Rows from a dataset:
* Start *

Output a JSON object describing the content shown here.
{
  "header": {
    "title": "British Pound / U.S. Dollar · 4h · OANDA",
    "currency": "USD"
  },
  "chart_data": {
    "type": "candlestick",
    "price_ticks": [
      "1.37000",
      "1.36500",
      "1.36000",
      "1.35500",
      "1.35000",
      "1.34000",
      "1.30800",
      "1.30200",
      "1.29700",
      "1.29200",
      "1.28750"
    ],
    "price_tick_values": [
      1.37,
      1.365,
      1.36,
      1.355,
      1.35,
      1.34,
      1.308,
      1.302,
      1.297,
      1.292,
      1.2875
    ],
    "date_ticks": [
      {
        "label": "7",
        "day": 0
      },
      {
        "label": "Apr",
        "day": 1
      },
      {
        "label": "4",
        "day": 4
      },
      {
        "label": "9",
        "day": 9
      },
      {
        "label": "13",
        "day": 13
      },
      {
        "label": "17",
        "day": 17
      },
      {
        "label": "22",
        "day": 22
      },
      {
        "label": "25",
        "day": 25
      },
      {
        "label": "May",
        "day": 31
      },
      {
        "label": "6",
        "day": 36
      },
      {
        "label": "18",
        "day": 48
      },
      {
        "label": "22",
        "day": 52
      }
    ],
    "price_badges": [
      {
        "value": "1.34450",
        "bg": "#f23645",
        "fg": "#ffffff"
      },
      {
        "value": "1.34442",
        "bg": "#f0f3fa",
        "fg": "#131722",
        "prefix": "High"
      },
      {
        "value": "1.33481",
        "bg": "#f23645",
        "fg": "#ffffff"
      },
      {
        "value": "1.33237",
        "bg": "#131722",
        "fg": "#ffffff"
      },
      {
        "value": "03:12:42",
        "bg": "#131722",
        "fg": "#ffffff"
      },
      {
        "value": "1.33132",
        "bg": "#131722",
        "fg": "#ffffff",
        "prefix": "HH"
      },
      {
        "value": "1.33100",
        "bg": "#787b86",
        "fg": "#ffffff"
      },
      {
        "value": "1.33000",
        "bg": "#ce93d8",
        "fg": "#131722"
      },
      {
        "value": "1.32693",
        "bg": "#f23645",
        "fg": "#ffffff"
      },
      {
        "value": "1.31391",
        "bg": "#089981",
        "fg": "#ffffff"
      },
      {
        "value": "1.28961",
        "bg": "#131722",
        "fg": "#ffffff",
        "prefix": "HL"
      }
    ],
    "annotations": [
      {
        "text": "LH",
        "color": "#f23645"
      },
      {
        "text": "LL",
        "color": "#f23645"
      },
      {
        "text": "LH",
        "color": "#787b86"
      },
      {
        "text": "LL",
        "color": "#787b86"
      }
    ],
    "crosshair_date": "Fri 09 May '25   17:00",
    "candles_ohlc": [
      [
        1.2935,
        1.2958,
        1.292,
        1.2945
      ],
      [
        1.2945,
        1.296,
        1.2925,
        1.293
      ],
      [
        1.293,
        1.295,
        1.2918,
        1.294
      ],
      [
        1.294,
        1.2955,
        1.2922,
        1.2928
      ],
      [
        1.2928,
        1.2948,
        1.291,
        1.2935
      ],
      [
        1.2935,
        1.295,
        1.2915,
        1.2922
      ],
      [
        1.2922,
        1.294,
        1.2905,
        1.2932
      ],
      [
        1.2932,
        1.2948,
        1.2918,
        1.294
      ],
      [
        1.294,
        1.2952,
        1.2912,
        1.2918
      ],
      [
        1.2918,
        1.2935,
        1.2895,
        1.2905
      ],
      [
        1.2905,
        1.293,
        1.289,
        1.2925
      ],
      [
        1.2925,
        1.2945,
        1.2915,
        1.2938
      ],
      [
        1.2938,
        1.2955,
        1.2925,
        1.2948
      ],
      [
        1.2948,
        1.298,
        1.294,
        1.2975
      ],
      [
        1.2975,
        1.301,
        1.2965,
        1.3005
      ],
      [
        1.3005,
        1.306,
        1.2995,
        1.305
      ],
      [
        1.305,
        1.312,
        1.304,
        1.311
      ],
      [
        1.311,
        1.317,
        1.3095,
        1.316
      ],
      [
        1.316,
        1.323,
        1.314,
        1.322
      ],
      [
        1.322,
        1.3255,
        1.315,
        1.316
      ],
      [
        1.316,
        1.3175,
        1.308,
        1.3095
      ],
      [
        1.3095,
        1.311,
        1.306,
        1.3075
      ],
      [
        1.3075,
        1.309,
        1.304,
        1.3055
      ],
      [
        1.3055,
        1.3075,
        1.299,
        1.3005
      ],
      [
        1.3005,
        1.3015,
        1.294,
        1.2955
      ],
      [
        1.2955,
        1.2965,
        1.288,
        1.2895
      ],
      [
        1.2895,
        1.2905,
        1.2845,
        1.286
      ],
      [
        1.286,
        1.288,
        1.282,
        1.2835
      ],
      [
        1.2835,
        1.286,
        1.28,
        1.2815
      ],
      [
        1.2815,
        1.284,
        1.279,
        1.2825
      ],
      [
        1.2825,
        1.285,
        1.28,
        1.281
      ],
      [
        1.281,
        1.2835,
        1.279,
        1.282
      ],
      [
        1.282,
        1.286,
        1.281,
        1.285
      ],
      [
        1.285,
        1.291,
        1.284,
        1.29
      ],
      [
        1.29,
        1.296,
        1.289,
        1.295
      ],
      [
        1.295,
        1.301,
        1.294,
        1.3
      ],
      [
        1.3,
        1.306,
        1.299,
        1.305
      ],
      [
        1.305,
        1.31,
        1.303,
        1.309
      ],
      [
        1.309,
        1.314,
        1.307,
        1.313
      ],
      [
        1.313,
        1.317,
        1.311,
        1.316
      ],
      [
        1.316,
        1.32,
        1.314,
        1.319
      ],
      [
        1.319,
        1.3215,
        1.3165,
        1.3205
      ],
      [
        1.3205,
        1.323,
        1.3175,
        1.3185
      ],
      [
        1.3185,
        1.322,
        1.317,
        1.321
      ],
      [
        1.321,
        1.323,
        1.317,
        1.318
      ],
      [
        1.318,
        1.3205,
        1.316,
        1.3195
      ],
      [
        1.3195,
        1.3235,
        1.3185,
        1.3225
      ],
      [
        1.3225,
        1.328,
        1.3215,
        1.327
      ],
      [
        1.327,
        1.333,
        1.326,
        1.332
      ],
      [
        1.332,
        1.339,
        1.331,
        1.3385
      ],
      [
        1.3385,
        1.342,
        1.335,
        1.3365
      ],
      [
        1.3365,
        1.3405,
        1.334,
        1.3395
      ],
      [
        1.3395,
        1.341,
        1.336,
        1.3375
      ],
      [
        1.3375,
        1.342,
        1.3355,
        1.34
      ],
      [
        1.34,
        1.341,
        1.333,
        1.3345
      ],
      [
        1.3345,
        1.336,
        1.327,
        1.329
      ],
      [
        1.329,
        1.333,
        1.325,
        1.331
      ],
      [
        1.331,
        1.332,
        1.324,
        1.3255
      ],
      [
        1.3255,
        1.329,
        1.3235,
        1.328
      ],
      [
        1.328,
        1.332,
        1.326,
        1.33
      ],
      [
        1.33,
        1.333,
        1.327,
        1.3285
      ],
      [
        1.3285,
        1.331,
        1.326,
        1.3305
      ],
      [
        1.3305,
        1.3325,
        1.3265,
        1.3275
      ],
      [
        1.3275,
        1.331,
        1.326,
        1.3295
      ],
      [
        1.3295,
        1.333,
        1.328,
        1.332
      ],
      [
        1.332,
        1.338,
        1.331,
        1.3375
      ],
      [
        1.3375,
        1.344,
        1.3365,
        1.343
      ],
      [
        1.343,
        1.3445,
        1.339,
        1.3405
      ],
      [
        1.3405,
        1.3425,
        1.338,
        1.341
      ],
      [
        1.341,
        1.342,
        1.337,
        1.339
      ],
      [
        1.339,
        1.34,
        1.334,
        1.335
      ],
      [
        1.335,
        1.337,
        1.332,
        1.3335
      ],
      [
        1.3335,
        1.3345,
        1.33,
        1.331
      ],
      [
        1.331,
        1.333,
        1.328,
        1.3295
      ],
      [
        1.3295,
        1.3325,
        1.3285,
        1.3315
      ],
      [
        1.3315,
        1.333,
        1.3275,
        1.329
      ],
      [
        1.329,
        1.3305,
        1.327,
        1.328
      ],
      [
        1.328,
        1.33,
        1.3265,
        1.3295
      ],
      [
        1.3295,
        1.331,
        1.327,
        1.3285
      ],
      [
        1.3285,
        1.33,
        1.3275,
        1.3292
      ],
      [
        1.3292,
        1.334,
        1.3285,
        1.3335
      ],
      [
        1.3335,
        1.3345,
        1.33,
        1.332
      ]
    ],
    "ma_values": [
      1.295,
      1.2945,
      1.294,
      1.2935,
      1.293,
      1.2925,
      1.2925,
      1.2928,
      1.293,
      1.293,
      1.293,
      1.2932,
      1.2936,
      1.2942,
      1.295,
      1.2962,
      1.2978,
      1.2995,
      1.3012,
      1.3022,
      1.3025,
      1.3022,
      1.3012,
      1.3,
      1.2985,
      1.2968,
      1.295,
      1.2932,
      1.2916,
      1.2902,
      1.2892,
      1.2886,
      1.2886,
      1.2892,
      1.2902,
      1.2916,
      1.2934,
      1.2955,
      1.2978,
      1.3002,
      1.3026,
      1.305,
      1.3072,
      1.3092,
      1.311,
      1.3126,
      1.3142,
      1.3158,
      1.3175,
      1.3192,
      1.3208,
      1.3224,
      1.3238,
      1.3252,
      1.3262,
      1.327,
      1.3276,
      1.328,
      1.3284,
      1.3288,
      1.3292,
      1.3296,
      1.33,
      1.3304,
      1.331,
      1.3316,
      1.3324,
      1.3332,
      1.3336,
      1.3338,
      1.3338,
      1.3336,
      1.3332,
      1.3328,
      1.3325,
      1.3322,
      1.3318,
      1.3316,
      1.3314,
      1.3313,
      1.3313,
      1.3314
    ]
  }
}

* End *

* _Written exercise_
Take every line from the records above that has the word "label" and copy it.

* _Final result_
        "label": "7",
        "label": "Apr",
        "label": "4",
        "label": "9",
        "label": "13",
        "label": "17",
        "label": "22",
        "label": "25",
        "label": "May",
        "label": "6",
        "label": "18",
        "label": "22",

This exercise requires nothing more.